**EXERCISE GOAL**
Please copy out the entries word for word, from the very first line down to the line with "717, 846, 749]", including that line.

▼

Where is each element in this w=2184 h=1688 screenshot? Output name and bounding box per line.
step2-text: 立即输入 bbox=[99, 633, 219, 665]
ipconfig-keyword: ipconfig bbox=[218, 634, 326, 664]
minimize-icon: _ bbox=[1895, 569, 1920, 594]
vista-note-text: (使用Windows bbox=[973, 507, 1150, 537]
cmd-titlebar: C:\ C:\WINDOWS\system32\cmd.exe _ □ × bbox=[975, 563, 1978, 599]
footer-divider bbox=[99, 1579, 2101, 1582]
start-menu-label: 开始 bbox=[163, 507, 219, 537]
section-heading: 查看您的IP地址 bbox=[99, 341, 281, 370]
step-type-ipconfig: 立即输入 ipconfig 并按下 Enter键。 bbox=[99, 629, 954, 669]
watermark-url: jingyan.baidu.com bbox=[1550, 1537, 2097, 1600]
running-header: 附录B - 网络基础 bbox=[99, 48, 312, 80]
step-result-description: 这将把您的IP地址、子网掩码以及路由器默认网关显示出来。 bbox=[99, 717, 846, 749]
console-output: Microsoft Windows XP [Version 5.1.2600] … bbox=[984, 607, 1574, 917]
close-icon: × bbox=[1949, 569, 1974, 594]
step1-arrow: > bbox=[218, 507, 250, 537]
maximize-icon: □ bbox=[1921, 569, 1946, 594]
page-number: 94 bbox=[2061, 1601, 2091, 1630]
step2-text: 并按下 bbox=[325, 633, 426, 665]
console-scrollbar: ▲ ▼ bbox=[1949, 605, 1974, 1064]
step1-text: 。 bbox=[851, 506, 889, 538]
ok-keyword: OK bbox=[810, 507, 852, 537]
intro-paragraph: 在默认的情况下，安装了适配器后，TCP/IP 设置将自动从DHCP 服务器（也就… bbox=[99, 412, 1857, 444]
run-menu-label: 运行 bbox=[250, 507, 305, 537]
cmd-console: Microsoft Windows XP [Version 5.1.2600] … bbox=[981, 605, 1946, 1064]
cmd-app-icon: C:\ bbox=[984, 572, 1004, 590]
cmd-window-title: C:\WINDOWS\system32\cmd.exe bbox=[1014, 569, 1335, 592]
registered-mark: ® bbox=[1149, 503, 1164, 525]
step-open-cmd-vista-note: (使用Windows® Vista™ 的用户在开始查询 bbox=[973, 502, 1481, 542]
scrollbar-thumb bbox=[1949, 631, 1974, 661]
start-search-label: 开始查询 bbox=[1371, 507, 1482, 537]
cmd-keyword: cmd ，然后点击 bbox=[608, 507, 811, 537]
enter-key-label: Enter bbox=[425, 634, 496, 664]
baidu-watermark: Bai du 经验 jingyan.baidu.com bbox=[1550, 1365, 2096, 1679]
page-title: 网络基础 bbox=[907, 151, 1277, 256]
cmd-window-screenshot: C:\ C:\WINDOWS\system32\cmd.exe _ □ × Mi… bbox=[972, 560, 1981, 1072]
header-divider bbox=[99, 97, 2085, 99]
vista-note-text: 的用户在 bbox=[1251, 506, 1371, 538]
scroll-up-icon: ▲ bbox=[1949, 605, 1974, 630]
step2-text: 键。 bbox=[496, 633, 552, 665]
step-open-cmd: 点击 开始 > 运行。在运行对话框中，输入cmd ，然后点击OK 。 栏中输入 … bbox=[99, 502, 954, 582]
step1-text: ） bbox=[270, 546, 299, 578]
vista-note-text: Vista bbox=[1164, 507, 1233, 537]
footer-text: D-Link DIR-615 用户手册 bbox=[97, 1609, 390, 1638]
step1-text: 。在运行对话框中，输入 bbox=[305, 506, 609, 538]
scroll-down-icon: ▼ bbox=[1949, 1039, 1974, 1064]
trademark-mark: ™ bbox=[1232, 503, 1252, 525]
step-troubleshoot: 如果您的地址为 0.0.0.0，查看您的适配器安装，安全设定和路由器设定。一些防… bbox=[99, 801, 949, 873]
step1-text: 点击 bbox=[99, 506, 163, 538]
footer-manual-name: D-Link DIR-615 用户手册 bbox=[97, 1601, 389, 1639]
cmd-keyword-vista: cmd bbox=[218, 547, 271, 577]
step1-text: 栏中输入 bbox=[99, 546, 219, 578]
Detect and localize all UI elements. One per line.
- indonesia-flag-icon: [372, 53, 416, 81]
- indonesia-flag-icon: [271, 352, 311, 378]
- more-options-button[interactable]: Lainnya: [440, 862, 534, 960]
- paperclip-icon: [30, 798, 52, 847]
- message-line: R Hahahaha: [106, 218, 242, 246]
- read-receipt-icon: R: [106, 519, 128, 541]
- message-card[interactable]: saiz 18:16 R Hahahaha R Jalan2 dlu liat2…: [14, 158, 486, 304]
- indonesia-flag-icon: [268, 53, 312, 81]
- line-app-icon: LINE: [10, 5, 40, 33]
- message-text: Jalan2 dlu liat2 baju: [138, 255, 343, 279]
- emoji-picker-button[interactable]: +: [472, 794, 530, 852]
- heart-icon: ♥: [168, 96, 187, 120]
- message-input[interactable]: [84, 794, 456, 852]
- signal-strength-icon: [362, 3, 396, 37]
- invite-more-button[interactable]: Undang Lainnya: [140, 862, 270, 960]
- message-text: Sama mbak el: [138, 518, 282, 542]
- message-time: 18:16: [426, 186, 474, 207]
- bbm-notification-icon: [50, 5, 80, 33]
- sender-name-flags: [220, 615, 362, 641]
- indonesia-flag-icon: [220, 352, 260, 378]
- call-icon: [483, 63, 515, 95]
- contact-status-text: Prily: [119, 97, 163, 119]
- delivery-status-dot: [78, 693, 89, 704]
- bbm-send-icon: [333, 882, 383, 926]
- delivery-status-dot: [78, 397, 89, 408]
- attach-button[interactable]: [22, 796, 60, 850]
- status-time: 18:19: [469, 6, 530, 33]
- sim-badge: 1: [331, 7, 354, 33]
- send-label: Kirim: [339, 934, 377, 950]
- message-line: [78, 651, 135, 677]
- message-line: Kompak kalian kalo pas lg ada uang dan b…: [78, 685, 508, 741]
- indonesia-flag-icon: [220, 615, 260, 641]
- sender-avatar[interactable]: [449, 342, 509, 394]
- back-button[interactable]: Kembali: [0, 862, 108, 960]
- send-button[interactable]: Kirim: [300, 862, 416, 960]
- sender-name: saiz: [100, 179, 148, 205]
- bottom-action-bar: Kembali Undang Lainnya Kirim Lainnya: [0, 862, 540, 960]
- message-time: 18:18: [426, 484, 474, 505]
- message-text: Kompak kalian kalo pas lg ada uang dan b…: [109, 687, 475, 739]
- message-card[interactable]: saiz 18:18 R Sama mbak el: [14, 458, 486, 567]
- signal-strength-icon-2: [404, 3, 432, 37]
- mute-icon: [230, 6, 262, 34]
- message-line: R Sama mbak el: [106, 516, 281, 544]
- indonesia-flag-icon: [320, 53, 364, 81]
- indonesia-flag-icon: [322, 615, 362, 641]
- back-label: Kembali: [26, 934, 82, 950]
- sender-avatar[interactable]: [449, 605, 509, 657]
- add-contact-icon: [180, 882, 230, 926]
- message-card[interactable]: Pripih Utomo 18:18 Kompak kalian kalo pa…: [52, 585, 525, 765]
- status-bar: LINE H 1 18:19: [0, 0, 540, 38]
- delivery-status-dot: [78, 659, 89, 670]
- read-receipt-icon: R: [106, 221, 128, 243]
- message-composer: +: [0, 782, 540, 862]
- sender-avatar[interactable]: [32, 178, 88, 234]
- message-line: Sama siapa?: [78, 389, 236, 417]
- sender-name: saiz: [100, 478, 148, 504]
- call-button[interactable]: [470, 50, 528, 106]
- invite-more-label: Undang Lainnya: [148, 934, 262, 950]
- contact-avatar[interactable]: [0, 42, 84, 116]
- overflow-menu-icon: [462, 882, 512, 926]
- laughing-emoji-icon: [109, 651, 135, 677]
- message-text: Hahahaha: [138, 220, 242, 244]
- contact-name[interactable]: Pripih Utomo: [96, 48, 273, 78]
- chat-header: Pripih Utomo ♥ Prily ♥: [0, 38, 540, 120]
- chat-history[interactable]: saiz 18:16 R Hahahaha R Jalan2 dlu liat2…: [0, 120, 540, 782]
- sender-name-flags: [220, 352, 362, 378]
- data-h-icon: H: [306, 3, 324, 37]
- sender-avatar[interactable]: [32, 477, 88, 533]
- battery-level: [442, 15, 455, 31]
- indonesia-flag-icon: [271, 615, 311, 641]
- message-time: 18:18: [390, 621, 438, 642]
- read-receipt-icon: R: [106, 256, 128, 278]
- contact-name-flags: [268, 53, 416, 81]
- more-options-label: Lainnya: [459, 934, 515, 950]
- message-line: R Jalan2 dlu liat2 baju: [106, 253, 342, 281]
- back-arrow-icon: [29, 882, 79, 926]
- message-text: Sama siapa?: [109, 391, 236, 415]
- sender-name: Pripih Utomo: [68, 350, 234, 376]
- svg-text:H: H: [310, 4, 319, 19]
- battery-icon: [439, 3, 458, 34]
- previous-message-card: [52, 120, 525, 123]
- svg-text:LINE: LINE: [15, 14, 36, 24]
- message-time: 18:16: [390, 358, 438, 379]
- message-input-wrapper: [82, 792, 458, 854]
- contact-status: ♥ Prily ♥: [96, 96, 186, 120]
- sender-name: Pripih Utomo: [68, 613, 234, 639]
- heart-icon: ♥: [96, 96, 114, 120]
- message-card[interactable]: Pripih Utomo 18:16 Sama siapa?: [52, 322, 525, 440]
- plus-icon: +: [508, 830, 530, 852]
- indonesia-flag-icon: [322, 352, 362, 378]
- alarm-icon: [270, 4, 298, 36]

▲

**OUTPUT BELOW**
Where is each element in this w=2184 h=1688 screenshot? Output name and bounding box per line.
step2-text: 立即输入 bbox=[99, 633, 219, 665]
ipconfig-keyword: ipconfig bbox=[218, 634, 326, 664]
minimize-icon: _ bbox=[1895, 569, 1920, 594]
vista-note-text: (使用Windows bbox=[973, 507, 1150, 537]
cmd-titlebar: C:\ C:\WINDOWS\system32\cmd.exe _ □ × bbox=[975, 563, 1978, 599]
footer-divider bbox=[99, 1579, 2101, 1582]
start-menu-label: 开始 bbox=[163, 507, 219, 537]
section-heading: 查看您的IP地址 bbox=[99, 341, 281, 370]
step-type-ipconfig: 立即输入 ipconfig 并按下 Enter键。 bbox=[99, 629, 954, 669]
watermark-url: jingyan.baidu.com bbox=[1550, 1537, 2097, 1600]
running-header: 附录B - 网络基础 bbox=[99, 48, 312, 80]
step-result-description: 这将把您的IP地址、子网掩码以及路由器默认网关显示出来。 bbox=[99, 717, 846, 749]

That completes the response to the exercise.